§ **WHAT YOU ARE ASKED TO DO**
Below are some records. Copy every line in them that holds "team".

§ **DATASET EXCERPTS**
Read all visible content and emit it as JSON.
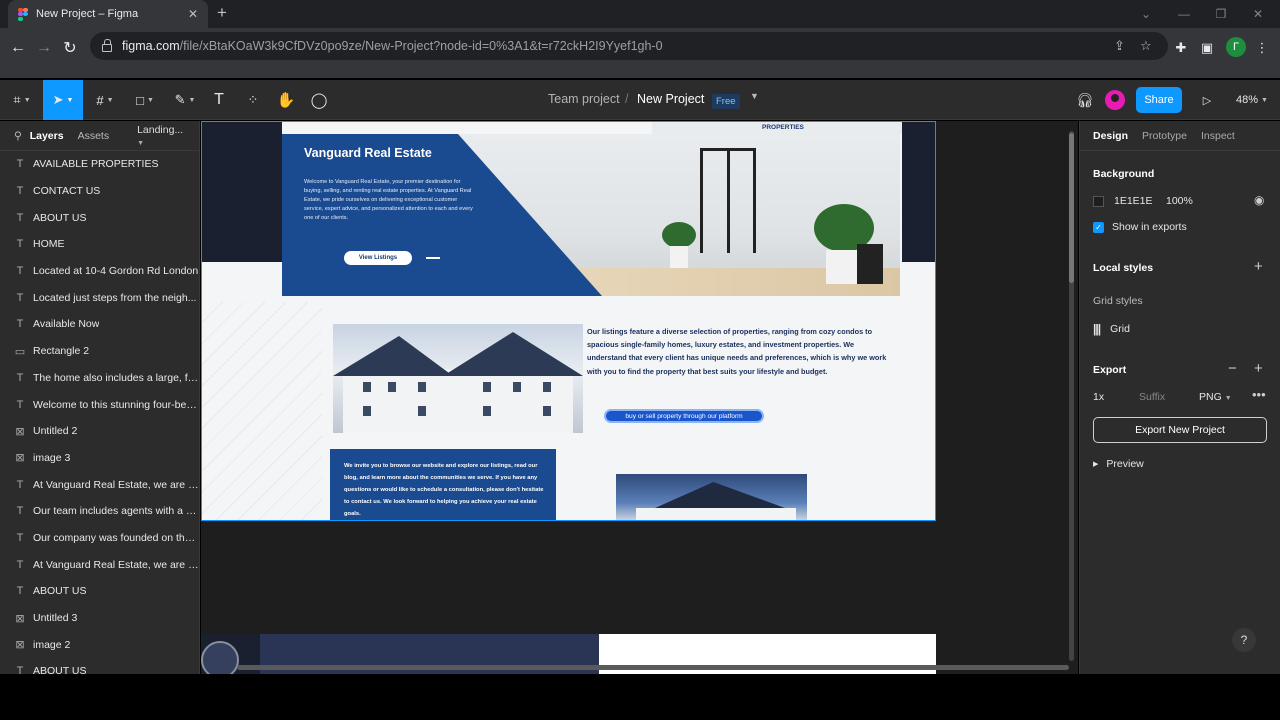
{
  "browser": {
    "tab_title": "New Project – Figma",
    "url_host": "figma.com",
    "url_path": "/file/xBtaKOaW3k9CfDVz0po9ze/New-Project?node-id=0%3A1&t=r72ckH2I9Yyef1gh-0",
    "profile_initial": "Г"
  },
  "toolbar": {
    "team": "Team project",
    "separator": "/",
    "project": "New Project",
    "plan_badge": "Free",
    "share_label": "Share",
    "zoom": "48%"
  },
  "layers_panel": {
    "tabs": [
      "Layers",
      "Assets"
    ],
    "page": "Landing...",
    "items": [
      {
        "icon": "text-icon",
        "name": "AVAILABLE PROPERTIES"
      },
      {
        "icon": "text-icon",
        "name": "CONTACT US"
      },
      {
        "icon": "text-icon",
        "name": "ABOUT US"
      },
      {
        "icon": "text-icon",
        "name": "HOME"
      },
      {
        "icon": "text-icon",
        "name": "Located at 10-4 Gordon Rd London"
      },
      {
        "icon": "text-icon",
        "name": "Located just steps from the neigh..."
      },
      {
        "icon": "text-icon",
        "name": "Available Now"
      },
      {
        "icon": "rectangle-icon",
        "name": "Rectangle 2"
      },
      {
        "icon": "text-icon",
        "name": "The home also includes a large, ful..."
      },
      {
        "icon": "text-icon",
        "name": "Welcome to this stunning four-bed..."
      },
      {
        "icon": "image-icon",
        "name": "Untitled 2"
      },
      {
        "icon": "image-icon",
        "name": "image 3"
      },
      {
        "icon": "text-icon",
        "name": "At Vanguard Real Estate, we are p..."
      },
      {
        "icon": "text-icon",
        "name": "Our team includes agents with a ra..."
      },
      {
        "icon": "text-icon",
        "name": "Our company was founded on the ..."
      },
      {
        "icon": "text-icon",
        "name": "At Vanguard Real Estate, we are c..."
      },
      {
        "icon": "text-icon",
        "name": "ABOUT US"
      },
      {
        "icon": "image-icon",
        "name": "Untitled 3"
      },
      {
        "icon": "image-icon",
        "name": "image 2"
      },
      {
        "icon": "text-icon",
        "name": "ABOUT US"
      }
    ]
  },
  "canvas": {
    "nav_properties": "PROPERTIES",
    "hero_title": "Vanguard Real Estate",
    "hero_text": "Welcome to Vanguard Real Estate, your premier destination for buying, selling, and renting real estate properties. At Vanguard Real Estate, we pride ourselves on delivering exceptional customer service, expert advice, and personalized attention to each and every one of our clients.",
    "view_listings": "View Listings",
    "listings_text": "Our listings feature a diverse selection of properties, ranging from cozy condos to spacious single-family homes, luxury estates, and investment properties. We understand that every client has unique needs and preferences, which is why we work with you to find the property that best suits your lifestyle and budget.",
    "cta_pill": "buy or sell property through our platform",
    "invite_text": "We invite you to browse our website and explore our listings, read our blog, and learn more about the communities we serve. If you have any questions or would like to schedule a consultation, please don't hesitate to contact us. We look forward to helping you achieve your real estate goals."
  },
  "design_panel": {
    "tabs": [
      "Design",
      "Prototype",
      "Inspect"
    ],
    "background_title": "Background",
    "bg_hex": "1E1E1E",
    "bg_opacity": "100%",
    "show_in_exports": "Show in exports",
    "local_styles": "Local styles",
    "grid_styles": "Grid styles",
    "grid_label": "Grid",
    "export_title": "Export",
    "export_scale": "1x",
    "export_suffix": "Suffix",
    "export_format": "PNG",
    "export_button": "Export New Project",
    "preview": "Preview"
  },
  "help": "?",
  "colors": {
    "figma_blue": "#0d99ff",
    "panel_bg": "#2c2c2c",
    "canvas_bg": "#1e1e1e",
    "site_blue": "#1a4a8f"
  }
}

§ **SOLUTION TO THIS TASK**
    "team": "Team project",
        "name": "Our team includes agents with a ra..."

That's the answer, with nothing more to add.